Element position data
....

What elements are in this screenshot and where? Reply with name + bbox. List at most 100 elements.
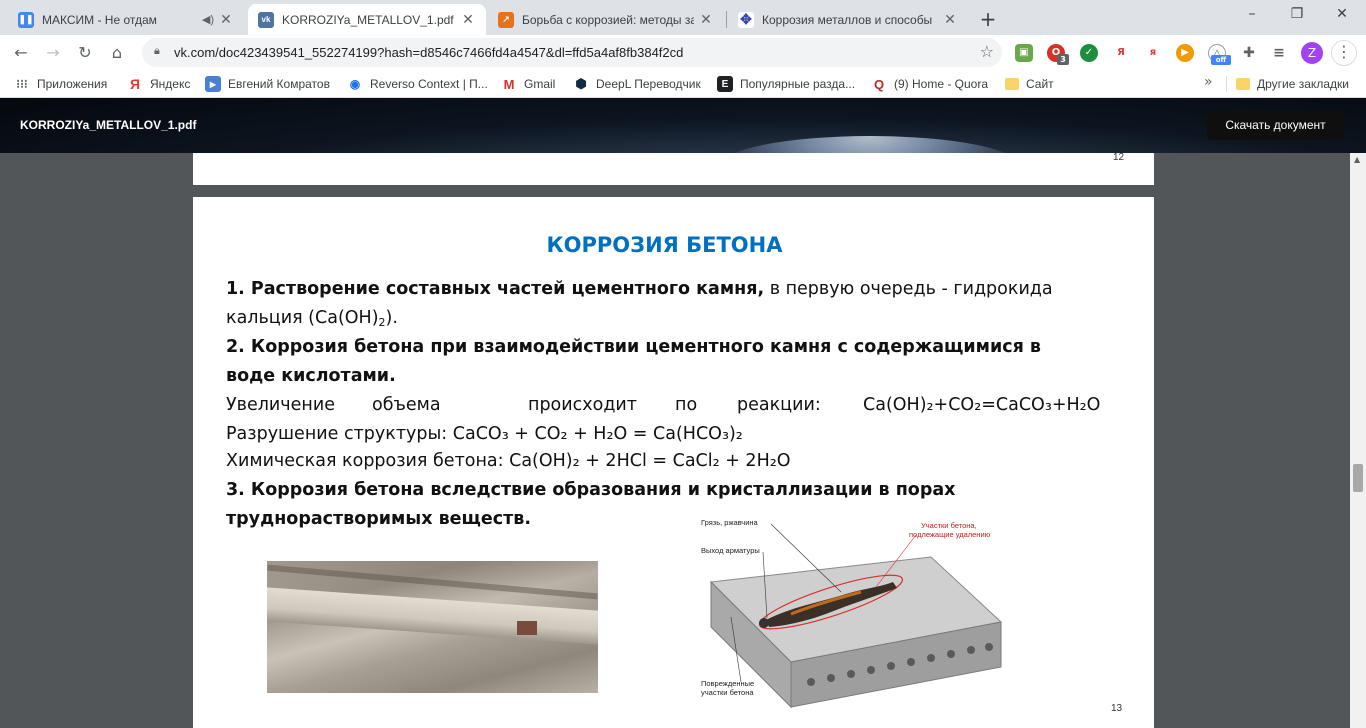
subscript: 2 — [378, 316, 386, 329]
label-damaged-1: Поврежденные — [701, 679, 754, 688]
speaker-icon[interactable]: ◀) — [202, 13, 214, 26]
extension-yandex-2-icon[interactable]: я — [1144, 44, 1162, 62]
bookmark-label: Евгений Комратов — [228, 77, 330, 91]
tab-borba-s-korroziey[interactable]: ↗ Борьба с коррозией: методы за ✕ — [488, 4, 724, 35]
tab-title: МАКСИМ - Не отдам — [42, 12, 157, 27]
download-document-button[interactable]: Скачать документ — [1207, 111, 1344, 140]
media-control-icon[interactable]: ≡ — [1270, 44, 1288, 62]
volume-word: по — [675, 395, 698, 415]
item-1-line-1: 1. Растворение составных частей цементно… — [226, 279, 1053, 299]
yandex-icon: Я — [129, 76, 141, 92]
bookmark-reverso[interactable]: ◉ Reverso Context | П... — [347, 75, 488, 93]
tab-korroziya-pdf[interactable]: vk KORROZIYa_METALLOV_1.pdf ✕ — [248, 4, 486, 35]
bookmark-label: Популярные разда... — [740, 77, 856, 91]
scrollbar-thumb[interactable] — [1353, 464, 1363, 492]
item-1-line-2: кальция (Ca(OH)2). — [226, 308, 398, 329]
chemical-line: Химическая коррозия бетона: Ca(OH)₂ + 2H… — [226, 451, 791, 471]
bookmark-label: Сайт — [1026, 77, 1054, 91]
tab-title: Коррозия металлов и способы — [762, 12, 933, 27]
bookmark-evgeniy[interactable]: ▶ Евгений Комратов — [205, 75, 330, 93]
bookmark-label: DeepL Переводчик — [596, 77, 701, 91]
compass-icon: ✥ — [738, 11, 754, 28]
tab-korroziya-metallov[interactable]: ✥ Коррозия металлов и способы ✕ — [728, 4, 968, 35]
extension-yandex-icon[interactable]: Я — [1112, 44, 1130, 62]
label-dirt: Грязь, ржавчина — [701, 518, 759, 527]
browser-menu-button[interactable]: ⋮ — [1331, 40, 1357, 66]
new-tab-button[interactable]: + — [976, 8, 1000, 32]
reload-button[interactable]: ↻ — [72, 40, 98, 66]
pdf-viewer[interactable]: 12 КОРРОЗИЯ БЕТОНА 1. Растворение состав… — [0, 153, 1366, 728]
pdf-page-current: КОРРОЗИЯ БЕТОНА 1. Растворение составных… — [193, 197, 1154, 728]
bookmark-apps[interactable]: ⁝⁝⁝ Приложения — [14, 75, 107, 93]
url-text[interactable]: vk.com/doc423439541_552274199?hash=d8546… — [174, 45, 683, 60]
bookmark-label: Gmail — [524, 77, 556, 91]
close-icon[interactable]: ✕ — [460, 11, 476, 28]
folder-icon — [1005, 78, 1019, 90]
item-3-line-2: труднорастворимых веществ. — [226, 509, 531, 529]
restore-button[interactable]: ❐ — [1282, 6, 1312, 22]
bookmark-star-icon[interactable]: ☆ — [980, 42, 994, 61]
extension-badge: 3 — [1057, 54, 1069, 65]
item-2-line-2: воде кислотами. — [226, 366, 396, 386]
back-button[interactable]: ← — [8, 40, 34, 66]
bookmark-gmail[interactable]: M Gmail — [501, 75, 556, 93]
page-number: 12 — [1113, 153, 1125, 163]
rebar-end — [759, 618, 769, 628]
bookmark-site[interactable]: Сайт — [1005, 75, 1054, 93]
photo-slab — [267, 587, 598, 645]
label-remove-2: подлежащие удалению — [909, 530, 991, 539]
play-icon: ▶ — [205, 76, 221, 92]
bookmark-deepl[interactable]: ⬢ DeepL Переводчик — [573, 75, 701, 93]
address-bar[interactable]: 🔒︎ vk.com/doc423439541_552274199?hash=d8… — [142, 38, 1002, 67]
vk-icon: vk — [258, 11, 274, 28]
lock-icon[interactable]: 🔒︎ — [154, 44, 170, 60]
bookmark-label: Другие закладки — [1257, 77, 1349, 91]
arrow-icon: ↗ — [498, 11, 514, 28]
close-icon[interactable]: ✕ — [218, 11, 234, 28]
home-button[interactable]: ⌂ — [104, 40, 130, 66]
extensions-puzzle-icon[interactable]: ✚ — [1240, 44, 1258, 62]
bookmark-label: Reverso Context | П... — [370, 77, 488, 91]
volume-formula: Ca(OH)₂+CO₂=CaCO₃+H₂O — [863, 395, 1101, 415]
vertical-scrollbar[interactable]: ▲ — [1350, 153, 1366, 728]
concrete-corrosion-photo — [267, 561, 598, 693]
volume-word: реакции: — [737, 395, 821, 415]
extension-image-icon[interactable]: ▣ — [1015, 44, 1033, 62]
scroll-up-arrow-icon[interactable]: ▲ — [1354, 155, 1360, 164]
document-filename: KORROZIYa_METALLOV_1.pdf — [20, 118, 197, 132]
bookmark-popular[interactable]: E Популярные разда... — [717, 75, 855, 93]
tab-title: KORROZIYa_METALLOV_1.pdf — [282, 12, 454, 27]
label-rebar: Выход арматуры — [701, 546, 760, 555]
volume-word: Увеличение — [226, 395, 335, 415]
close-icon[interactable]: ✕ — [942, 11, 958, 28]
pdf-page-previous: 12 — [193, 153, 1154, 185]
tab-separator — [726, 11, 727, 28]
extension-play-icon[interactable]: ▶ — [1176, 44, 1194, 62]
bookmark-quora[interactable]: Q (9) Home - Quora — [871, 75, 988, 93]
document-header: KORROZIYa_METALLOV_1.pdf Скачать докумен… — [0, 98, 1366, 153]
browser-toolbar: ← → ↻ ⌂ 🔒︎ vk.com/doc423439541_552274199… — [0, 35, 1366, 70]
profile-avatar[interactable]: Z — [1301, 42, 1323, 64]
pause-icon: ❚❚ — [18, 11, 34, 28]
extension-check-icon[interactable]: ✓ — [1080, 44, 1098, 62]
bookmarks-overflow-button[interactable]: » — [1204, 74, 1213, 90]
item-3-line-1: 3. Коррозия бетона вследствие образовани… — [226, 480, 956, 500]
tab-maksim[interactable]: ❚❚ МАКСИМ - Не отдам ◀) ✕ — [8, 4, 244, 35]
label-damaged-2: участки бетона — [701, 688, 754, 697]
minimize-button[interactable]: – — [1237, 6, 1267, 22]
bookmark-other[interactable]: Другие закладки — [1236, 75, 1349, 93]
volume-word: происходит — [528, 395, 637, 415]
item-1-heading: 1. Растворение составных частей цементно… — [226, 279, 765, 299]
forward-button[interactable]: → — [40, 40, 66, 66]
header-background-planet — [720, 136, 1020, 153]
bookmark-label: Яндекс — [150, 77, 191, 91]
item-1-end: ). — [385, 308, 398, 328]
tab-strip: ❚❚ МАКСИМ - Не отдам ◀) ✕ vk KORROZIYa_M… — [0, 0, 1366, 35]
close-window-button[interactable]: ✕ — [1327, 6, 1357, 22]
reverso-icon: ◉ — [349, 77, 361, 91]
destruction-line: Разрушение структуры: CaCO₃ + CO₂ + H₂O … — [226, 424, 743, 444]
close-icon[interactable]: ✕ — [698, 11, 714, 28]
deepl-icon: ⬢ — [575, 76, 587, 91]
item-1-text: в первую очередь - гидрокида — [764, 279, 1053, 299]
bookmark-yandex[interactable]: Я Яндекс — [127, 75, 190, 93]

....

▶ [Given request]
Output every line of the material from the one containing "subscript: 2 — [378, 316, 386, 329]" down to the one containing "extension-yandex-icon[interactable]: Я —", both included, exactly as they appear.

▶ [Reply to the task]
subscript: 2 — [378, 316, 386, 329]
label-damaged-1: Поврежденные — [701, 679, 754, 688]
speaker-icon[interactable]: ◀) — [202, 13, 214, 26]
extension-yandex-2-icon[interactable]: я — [1144, 44, 1162, 62]
bookmark-label: Евгений Комратов — [228, 77, 330, 91]
tab-borba-s-korroziey[interactable]: ↗ Борьба с коррозией: методы за ✕ — [488, 4, 724, 35]
tab-title: МАКСИМ - Не отдам — [42, 12, 157, 27]
download-document-button[interactable]: Скачать документ — [1207, 111, 1344, 140]
media-control-icon[interactable]: ≡ — [1270, 44, 1288, 62]
volume-word: по — [675, 395, 698, 415]
item-1-line-1: 1. Растворение составных частей цементно… — [226, 279, 1053, 299]
yandex-icon: Я — [129, 76, 141, 92]
bookmark-reverso[interactable]: ◉ Reverso Context | П... — [347, 75, 488, 93]
tab-korroziya-pdf[interactable]: vk KORROZIYa_METALLOV_1.pdf ✕ — [248, 4, 486, 35]
bookmark-label: Популярные разда... — [740, 77, 856, 91]
scrollbar-thumb[interactable] — [1353, 464, 1363, 492]
item-1-line-2: кальция (Ca(OH)2). — [226, 308, 398, 329]
chemical-line: Химическая коррозия бетона: Ca(OH)₂ + 2H… — [226, 451, 791, 471]
bookmark-label: Сайт — [1026, 77, 1054, 91]
tab-title: Коррозия металлов и способы — [762, 12, 933, 27]
bookmark-evgeniy[interactable]: ▶ Евгений Комратов — [205, 75, 330, 93]
bookmark-label: DeepL Переводчик — [596, 77, 701, 91]
compass-icon: ✥ — [738, 11, 754, 28]
tab-korroziya-metallov[interactable]: ✥ Коррозия металлов и способы ✕ — [728, 4, 968, 35]
extension-yandex-icon[interactable]: Я — [1112, 44, 1130, 62]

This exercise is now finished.